Directions for this task:
Your task is to locate every line holding the string "phone" and to copy each of them.

Materials provided:
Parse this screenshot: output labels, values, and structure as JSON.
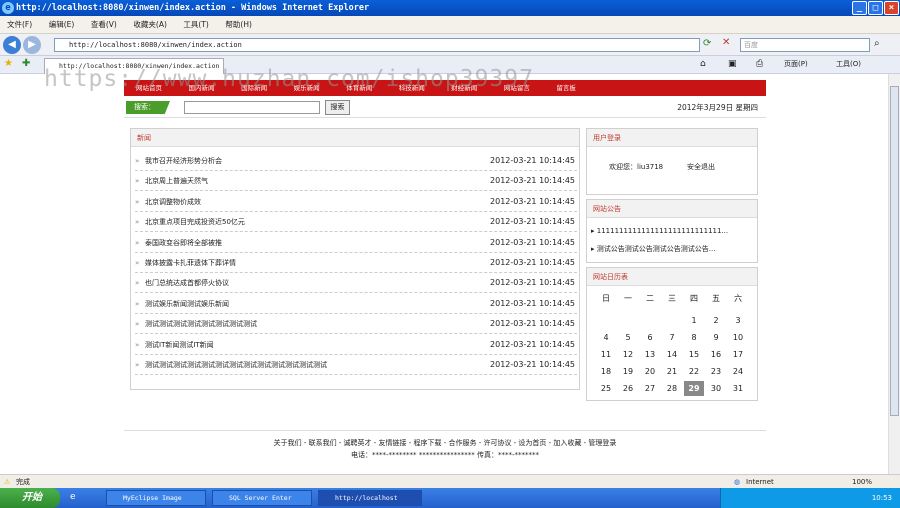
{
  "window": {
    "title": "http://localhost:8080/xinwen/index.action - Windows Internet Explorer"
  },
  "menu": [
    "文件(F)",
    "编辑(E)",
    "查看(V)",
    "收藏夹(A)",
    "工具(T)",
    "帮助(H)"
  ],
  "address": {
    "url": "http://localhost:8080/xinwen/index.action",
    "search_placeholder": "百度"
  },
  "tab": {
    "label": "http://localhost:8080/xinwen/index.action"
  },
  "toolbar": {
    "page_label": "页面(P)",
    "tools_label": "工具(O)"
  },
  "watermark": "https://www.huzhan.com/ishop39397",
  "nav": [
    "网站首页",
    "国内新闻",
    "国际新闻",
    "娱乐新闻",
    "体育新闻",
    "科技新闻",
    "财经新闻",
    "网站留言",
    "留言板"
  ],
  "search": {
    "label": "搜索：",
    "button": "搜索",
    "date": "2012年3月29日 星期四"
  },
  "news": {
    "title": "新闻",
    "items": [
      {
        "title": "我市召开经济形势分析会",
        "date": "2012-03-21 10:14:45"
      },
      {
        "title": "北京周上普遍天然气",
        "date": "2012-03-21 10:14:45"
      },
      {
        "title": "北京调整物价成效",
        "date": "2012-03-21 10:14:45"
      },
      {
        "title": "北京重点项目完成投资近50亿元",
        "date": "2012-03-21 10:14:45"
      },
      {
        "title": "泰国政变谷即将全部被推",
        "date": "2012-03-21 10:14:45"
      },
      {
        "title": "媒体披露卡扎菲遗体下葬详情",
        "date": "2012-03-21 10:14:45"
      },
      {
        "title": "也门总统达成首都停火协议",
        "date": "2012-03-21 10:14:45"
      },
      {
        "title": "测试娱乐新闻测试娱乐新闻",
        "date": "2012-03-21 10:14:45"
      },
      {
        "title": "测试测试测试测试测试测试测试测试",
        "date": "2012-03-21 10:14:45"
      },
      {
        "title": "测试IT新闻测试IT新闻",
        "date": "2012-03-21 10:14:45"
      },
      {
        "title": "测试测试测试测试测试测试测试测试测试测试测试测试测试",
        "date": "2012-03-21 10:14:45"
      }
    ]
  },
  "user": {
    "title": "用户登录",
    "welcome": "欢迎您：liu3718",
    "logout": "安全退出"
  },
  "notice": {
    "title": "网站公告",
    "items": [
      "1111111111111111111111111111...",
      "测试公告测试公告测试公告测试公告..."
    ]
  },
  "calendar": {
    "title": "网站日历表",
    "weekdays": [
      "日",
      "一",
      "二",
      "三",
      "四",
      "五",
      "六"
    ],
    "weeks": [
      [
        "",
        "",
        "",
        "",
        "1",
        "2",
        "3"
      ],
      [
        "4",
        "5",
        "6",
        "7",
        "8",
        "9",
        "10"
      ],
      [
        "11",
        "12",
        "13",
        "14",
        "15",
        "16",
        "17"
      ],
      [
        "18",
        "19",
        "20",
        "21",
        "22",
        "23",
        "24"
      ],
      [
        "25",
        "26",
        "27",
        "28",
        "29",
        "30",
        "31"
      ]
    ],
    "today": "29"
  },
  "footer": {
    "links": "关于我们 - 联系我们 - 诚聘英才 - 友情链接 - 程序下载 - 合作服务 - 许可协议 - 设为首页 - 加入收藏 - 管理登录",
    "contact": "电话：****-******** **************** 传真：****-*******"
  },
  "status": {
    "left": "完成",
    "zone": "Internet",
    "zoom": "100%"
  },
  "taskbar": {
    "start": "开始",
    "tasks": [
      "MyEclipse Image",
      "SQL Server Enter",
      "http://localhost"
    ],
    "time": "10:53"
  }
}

...

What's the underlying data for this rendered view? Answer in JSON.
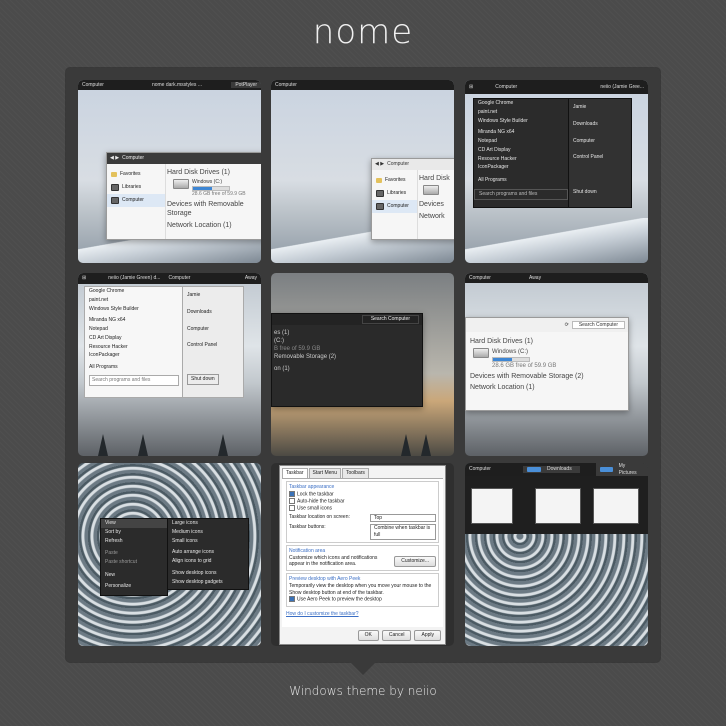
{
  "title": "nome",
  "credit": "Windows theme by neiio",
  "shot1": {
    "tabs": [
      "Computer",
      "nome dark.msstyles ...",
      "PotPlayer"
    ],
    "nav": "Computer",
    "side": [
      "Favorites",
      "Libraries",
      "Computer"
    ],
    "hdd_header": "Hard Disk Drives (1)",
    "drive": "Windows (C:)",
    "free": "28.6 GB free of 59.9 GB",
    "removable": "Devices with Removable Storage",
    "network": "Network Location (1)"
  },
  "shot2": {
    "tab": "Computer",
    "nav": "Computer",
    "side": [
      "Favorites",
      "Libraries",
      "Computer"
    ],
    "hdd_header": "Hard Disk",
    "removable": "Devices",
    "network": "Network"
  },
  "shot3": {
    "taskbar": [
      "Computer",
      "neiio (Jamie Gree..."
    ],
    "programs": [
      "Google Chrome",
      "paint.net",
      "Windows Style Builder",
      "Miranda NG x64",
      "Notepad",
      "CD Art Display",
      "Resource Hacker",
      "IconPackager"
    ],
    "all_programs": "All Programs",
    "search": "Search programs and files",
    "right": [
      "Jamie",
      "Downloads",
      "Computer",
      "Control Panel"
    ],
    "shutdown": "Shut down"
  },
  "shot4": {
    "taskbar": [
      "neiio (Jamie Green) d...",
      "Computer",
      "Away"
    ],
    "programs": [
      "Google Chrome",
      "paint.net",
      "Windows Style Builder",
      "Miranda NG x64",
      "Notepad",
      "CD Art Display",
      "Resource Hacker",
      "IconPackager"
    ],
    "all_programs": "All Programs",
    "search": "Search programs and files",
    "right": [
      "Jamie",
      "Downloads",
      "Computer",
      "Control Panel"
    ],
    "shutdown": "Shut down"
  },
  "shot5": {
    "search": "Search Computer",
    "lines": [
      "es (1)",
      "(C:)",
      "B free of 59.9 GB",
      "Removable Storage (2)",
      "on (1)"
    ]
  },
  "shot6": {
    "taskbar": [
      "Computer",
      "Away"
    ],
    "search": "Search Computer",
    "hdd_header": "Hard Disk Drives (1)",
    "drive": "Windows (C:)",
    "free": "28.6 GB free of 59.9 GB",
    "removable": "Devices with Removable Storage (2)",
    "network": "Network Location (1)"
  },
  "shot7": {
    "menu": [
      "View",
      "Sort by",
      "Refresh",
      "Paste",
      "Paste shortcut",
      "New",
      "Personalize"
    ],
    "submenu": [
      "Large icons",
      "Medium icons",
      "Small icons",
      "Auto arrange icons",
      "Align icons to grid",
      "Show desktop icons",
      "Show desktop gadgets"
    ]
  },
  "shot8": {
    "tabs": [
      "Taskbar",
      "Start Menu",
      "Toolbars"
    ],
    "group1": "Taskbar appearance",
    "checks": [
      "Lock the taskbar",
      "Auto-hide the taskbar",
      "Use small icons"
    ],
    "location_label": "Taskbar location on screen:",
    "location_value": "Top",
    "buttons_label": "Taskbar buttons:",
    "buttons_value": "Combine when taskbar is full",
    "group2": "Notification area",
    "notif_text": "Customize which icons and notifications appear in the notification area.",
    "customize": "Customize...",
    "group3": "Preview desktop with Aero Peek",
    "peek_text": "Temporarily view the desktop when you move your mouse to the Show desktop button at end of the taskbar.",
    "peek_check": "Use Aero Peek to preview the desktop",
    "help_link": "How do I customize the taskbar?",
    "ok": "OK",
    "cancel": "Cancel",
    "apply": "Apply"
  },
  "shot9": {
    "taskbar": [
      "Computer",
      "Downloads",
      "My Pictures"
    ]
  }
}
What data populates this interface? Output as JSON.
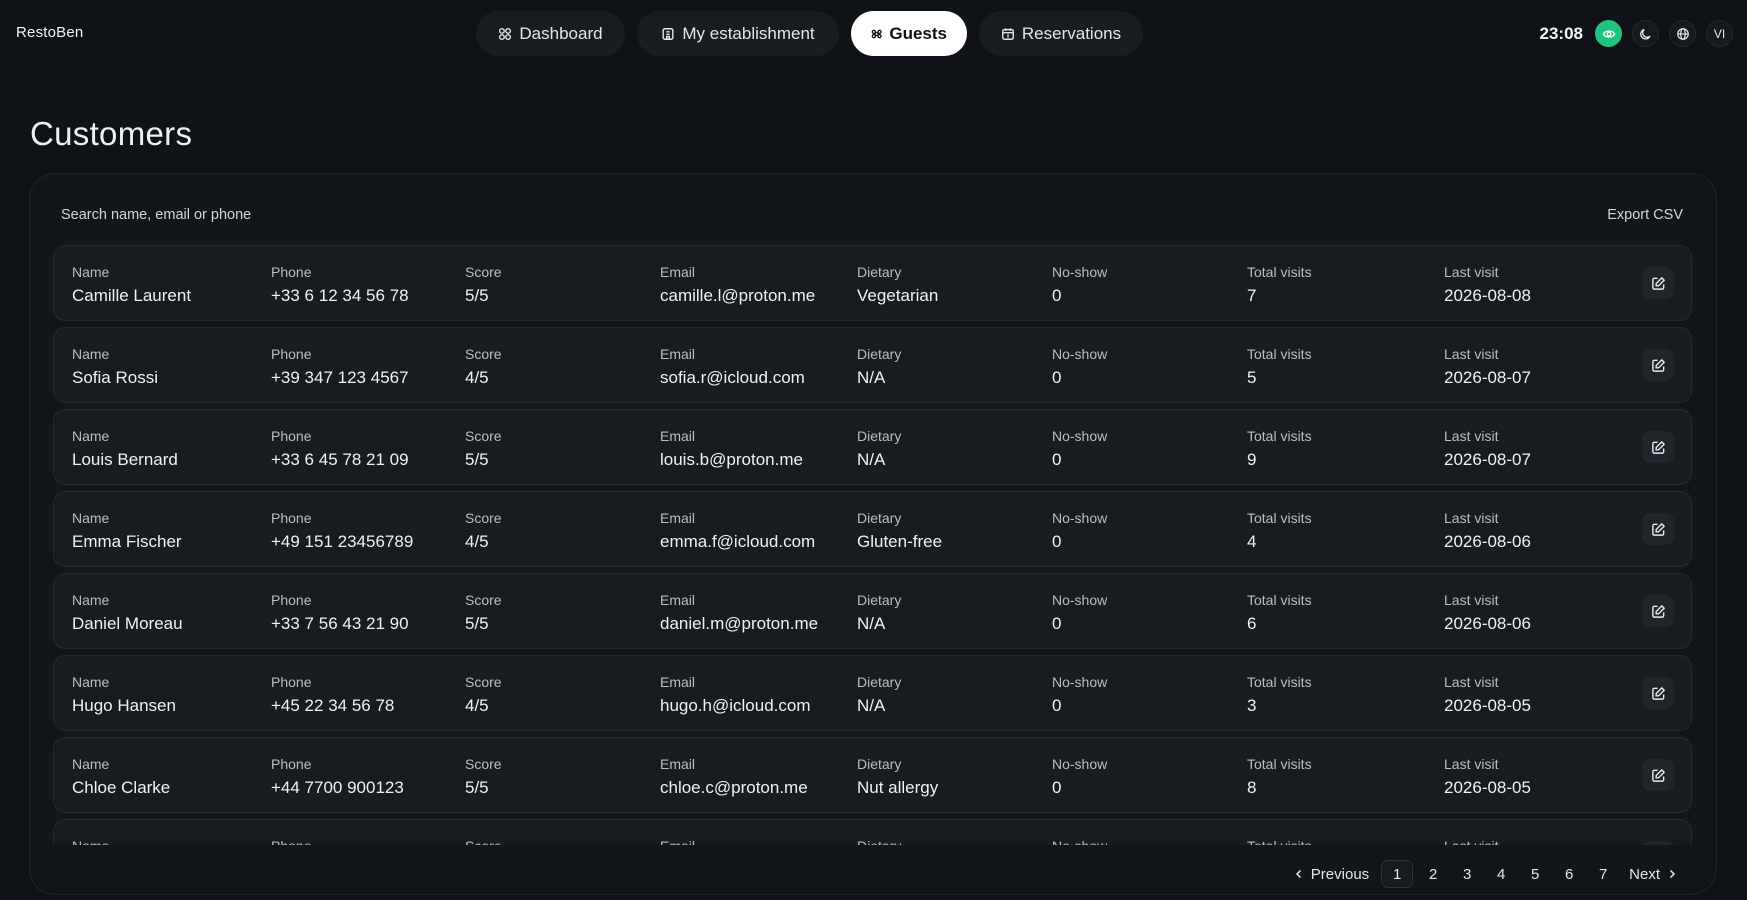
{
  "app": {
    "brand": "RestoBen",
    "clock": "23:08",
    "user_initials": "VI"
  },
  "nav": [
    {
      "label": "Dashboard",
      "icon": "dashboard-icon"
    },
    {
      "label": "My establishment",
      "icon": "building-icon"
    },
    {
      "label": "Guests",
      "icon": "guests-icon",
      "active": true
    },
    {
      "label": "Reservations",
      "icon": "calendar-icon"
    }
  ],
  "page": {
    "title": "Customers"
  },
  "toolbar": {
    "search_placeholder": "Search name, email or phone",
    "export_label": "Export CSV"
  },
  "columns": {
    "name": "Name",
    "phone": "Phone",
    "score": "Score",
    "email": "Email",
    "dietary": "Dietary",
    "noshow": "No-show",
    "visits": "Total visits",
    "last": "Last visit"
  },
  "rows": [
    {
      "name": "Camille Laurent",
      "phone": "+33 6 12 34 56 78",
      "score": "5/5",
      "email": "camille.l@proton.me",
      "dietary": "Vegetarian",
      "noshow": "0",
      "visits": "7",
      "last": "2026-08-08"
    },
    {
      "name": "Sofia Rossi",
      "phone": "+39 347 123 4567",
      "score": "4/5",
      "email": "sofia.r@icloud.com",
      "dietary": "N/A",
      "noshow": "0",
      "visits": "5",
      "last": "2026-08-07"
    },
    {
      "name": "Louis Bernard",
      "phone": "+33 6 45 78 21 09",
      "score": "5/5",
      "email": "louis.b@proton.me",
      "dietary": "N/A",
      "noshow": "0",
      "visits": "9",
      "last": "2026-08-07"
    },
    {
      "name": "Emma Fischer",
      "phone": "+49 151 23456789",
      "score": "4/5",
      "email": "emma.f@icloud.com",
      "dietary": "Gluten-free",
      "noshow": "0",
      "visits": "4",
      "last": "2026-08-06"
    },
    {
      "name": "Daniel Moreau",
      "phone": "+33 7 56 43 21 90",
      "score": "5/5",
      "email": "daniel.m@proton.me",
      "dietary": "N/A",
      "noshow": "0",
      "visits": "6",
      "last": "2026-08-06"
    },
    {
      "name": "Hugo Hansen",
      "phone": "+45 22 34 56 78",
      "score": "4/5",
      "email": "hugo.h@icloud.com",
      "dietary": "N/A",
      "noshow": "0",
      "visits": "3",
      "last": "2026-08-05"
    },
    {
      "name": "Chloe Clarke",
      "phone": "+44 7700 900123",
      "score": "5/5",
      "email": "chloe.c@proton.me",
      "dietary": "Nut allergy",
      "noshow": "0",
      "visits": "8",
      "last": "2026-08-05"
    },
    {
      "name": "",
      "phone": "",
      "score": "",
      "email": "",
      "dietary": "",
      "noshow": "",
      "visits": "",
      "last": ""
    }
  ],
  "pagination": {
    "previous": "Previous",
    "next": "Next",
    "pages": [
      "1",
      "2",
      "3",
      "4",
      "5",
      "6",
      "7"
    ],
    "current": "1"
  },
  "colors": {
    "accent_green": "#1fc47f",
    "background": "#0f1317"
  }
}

Complete answer:
    "search_placeholder": "Search name, email or phone",
    "phone": "Phone",
      "phone": "+33 6 12 34 56 78",
      "phone": "+39 347 123 4567",
      "phone": "+33 6 45 78 21 09",
      "phone": "+49 151 23456789",
      "phone": "+33 7 56 43 21 90",
      "phone": "+45 22 34 56 78",
      "phone": "+44 7700 900123",
      "phone": "",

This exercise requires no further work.